-- BEGIN Material --

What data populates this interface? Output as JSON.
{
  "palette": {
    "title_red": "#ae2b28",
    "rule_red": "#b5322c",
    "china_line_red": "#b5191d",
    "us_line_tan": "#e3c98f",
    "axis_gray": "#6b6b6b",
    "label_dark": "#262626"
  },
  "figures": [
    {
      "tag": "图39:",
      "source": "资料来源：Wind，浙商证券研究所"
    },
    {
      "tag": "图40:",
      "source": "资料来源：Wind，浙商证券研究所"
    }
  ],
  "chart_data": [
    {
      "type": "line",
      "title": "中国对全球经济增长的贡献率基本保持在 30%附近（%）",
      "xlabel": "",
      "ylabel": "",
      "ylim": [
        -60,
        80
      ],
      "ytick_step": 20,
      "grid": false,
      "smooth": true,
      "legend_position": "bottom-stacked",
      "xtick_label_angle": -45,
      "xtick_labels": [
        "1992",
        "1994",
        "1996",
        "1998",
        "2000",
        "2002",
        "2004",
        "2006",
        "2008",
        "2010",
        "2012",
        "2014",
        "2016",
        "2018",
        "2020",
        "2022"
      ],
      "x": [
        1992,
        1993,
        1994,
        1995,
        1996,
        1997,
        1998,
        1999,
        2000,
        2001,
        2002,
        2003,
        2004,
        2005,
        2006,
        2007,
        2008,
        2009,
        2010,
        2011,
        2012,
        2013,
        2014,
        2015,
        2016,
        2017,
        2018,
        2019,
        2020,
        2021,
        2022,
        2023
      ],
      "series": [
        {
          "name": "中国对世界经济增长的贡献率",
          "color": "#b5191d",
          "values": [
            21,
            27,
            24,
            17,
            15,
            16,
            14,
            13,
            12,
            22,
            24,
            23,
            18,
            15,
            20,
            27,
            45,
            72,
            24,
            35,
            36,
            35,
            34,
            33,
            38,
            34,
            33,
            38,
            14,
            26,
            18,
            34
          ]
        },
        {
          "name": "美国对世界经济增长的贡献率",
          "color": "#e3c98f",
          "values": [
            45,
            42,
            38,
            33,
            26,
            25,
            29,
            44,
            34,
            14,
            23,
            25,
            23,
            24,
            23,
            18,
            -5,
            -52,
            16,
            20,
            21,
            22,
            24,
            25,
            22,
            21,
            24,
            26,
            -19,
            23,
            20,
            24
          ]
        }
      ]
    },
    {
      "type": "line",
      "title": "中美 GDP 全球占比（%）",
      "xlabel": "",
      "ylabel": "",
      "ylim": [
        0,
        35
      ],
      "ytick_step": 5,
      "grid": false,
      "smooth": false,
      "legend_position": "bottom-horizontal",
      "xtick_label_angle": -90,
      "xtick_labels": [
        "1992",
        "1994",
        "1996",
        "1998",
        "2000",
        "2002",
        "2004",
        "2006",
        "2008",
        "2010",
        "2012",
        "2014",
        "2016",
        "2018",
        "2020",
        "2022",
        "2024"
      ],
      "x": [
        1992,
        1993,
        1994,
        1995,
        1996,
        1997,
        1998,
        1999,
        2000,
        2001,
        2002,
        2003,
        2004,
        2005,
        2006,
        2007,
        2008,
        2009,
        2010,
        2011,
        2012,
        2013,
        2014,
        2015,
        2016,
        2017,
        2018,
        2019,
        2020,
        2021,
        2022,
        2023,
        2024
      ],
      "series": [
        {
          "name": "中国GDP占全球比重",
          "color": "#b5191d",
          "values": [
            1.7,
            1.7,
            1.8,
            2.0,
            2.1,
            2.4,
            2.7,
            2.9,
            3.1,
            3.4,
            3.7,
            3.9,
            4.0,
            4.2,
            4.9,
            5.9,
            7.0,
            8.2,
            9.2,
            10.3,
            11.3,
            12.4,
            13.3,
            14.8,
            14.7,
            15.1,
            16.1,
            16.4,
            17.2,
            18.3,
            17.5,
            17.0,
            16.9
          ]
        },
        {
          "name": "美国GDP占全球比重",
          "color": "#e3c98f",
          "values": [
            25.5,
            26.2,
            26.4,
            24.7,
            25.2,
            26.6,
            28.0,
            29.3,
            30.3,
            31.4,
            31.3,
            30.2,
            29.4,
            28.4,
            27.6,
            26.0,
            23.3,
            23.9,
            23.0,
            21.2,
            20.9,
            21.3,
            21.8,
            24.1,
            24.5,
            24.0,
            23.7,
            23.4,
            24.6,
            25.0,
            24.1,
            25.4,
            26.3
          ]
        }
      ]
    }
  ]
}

-- END Material --

Task directions →
The full set of records should be duplicated exactly.

Written solution →
What data populates this interface? Output as JSON.
{
  "palette": {
    "title_red": "#ae2b28",
    "rule_red": "#b5322c",
    "china_line_red": "#b5191d",
    "us_line_tan": "#e3c98f",
    "axis_gray": "#6b6b6b",
    "label_dark": "#262626"
  },
  "figures": [
    {
      "tag": "图39:",
      "source": "资料来源：Wind，浙商证券研究所"
    },
    {
      "tag": "图40:",
      "source": "资料来源：Wind，浙商证券研究所"
    }
  ],
  "chart_data": [
    {
      "type": "line",
      "title": "中国对全球经济增长的贡献率基本保持在 30%附近（%）",
      "xlabel": "",
      "ylabel": "",
      "ylim": [
        -60,
        80
      ],
      "ytick_step": 20,
      "grid": false,
      "smooth": true,
      "legend_position": "bottom-stacked",
      "xtick_label_angle": -45,
      "xtick_labels": [
        "1992",
        "1994",
        "1996",
        "1998",
        "2000",
        "2002",
        "2004",
        "2006",
        "2008",
        "2010",
        "2012",
        "2014",
        "2016",
        "2018",
        "2020",
        "2022"
      ],
      "x": [
        1992,
        1993,
        1994,
        1995,
        1996,
        1997,
        1998,
        1999,
        2000,
        2001,
        2002,
        2003,
        2004,
        2005,
        2006,
        2007,
        2008,
        2009,
        2010,
        2011,
        2012,
        2013,
        2014,
        2015,
        2016,
        2017,
        2018,
        2019,
        2020,
        2021,
        2022,
        2023
      ],
      "series": [
        {
          "name": "中国对世界经济增长的贡献率",
          "color": "#b5191d",
          "values": [
            21,
            27,
            24,
            17,
            15,
            16,
            14,
            13,
            12,
            22,
            24,
            23,
            18,
            15,
            20,
            27,
            45,
            72,
            24,
            35,
            36,
            35,
            34,
            33,
            38,
            34,
            33,
            38,
            14,
            26,
            18,
            34
          ]
        },
        {
          "name": "美国对世界经济增长的贡献率",
          "color": "#e3c98f",
          "values": [
            45,
            42,
            38,
            33,
            26,
            25,
            29,
            44,
            34,
            14,
            23,
            25,
            23,
            24,
            23,
            18,
            -5,
            -52,
            16,
            20,
            21,
            22,
            24,
            25,
            22,
            21,
            24,
            26,
            -19,
            23,
            20,
            24
          ]
        }
      ]
    },
    {
      "type": "line",
      "title": "中美 GDP 全球占比（%）",
      "xlabel": "",
      "ylabel": "",
      "ylim": [
        0,
        35
      ],
      "ytick_step": 5,
      "grid": false,
      "smooth": false,
      "legend_position": "bottom-horizontal",
      "xtick_label_angle": -90,
      "xtick_labels": [
        "1992",
        "1994",
        "1996",
        "1998",
        "2000",
        "2002",
        "2004",
        "2006",
        "2008",
        "2010",
        "2012",
        "2014",
        "2016",
        "2018",
        "2020",
        "2022",
        "2024"
      ],
      "x": [
        1992,
        1993,
        1994,
        1995,
        1996,
        1997,
        1998,
        1999,
        2000,
        2001,
        2002,
        2003,
        2004,
        2005,
        2006,
        2007,
        2008,
        2009,
        2010,
        2011,
        2012,
        2013,
        2014,
        2015,
        2016,
        2017,
        2018,
        2019,
        2020,
        2021,
        2022,
        2023,
        2024
      ],
      "series": [
        {
          "name": "中国GDP占全球比重",
          "color": "#b5191d",
          "values": [
            1.7,
            1.7,
            1.8,
            2.0,
            2.1,
            2.4,
            2.7,
            2.9,
            3.1,
            3.4,
            3.7,
            3.9,
            4.0,
            4.2,
            4.9,
            5.9,
            7.0,
            8.2,
            9.2,
            10.3,
            11.3,
            12.4,
            13.3,
            14.8,
            14.7,
            15.1,
            16.1,
            16.4,
            17.2,
            18.3,
            17.5,
            17.0,
            16.9
          ]
        },
        {
          "name": "美国GDP占全球比重",
          "color": "#e3c98f",
          "values": [
            25.5,
            26.2,
            26.4,
            24.7,
            25.2,
            26.6,
            28.0,
            29.3,
            30.3,
            31.4,
            31.3,
            30.2,
            29.4,
            28.4,
            27.6,
            26.0,
            23.3,
            23.9,
            23.0,
            21.2,
            20.9,
            21.3,
            21.8,
            24.1,
            24.5,
            24.0,
            23.7,
            23.4,
            24.6,
            25.0,
            24.1,
            25.4,
            26.3
          ]
        }
      ]
    }
  ]
}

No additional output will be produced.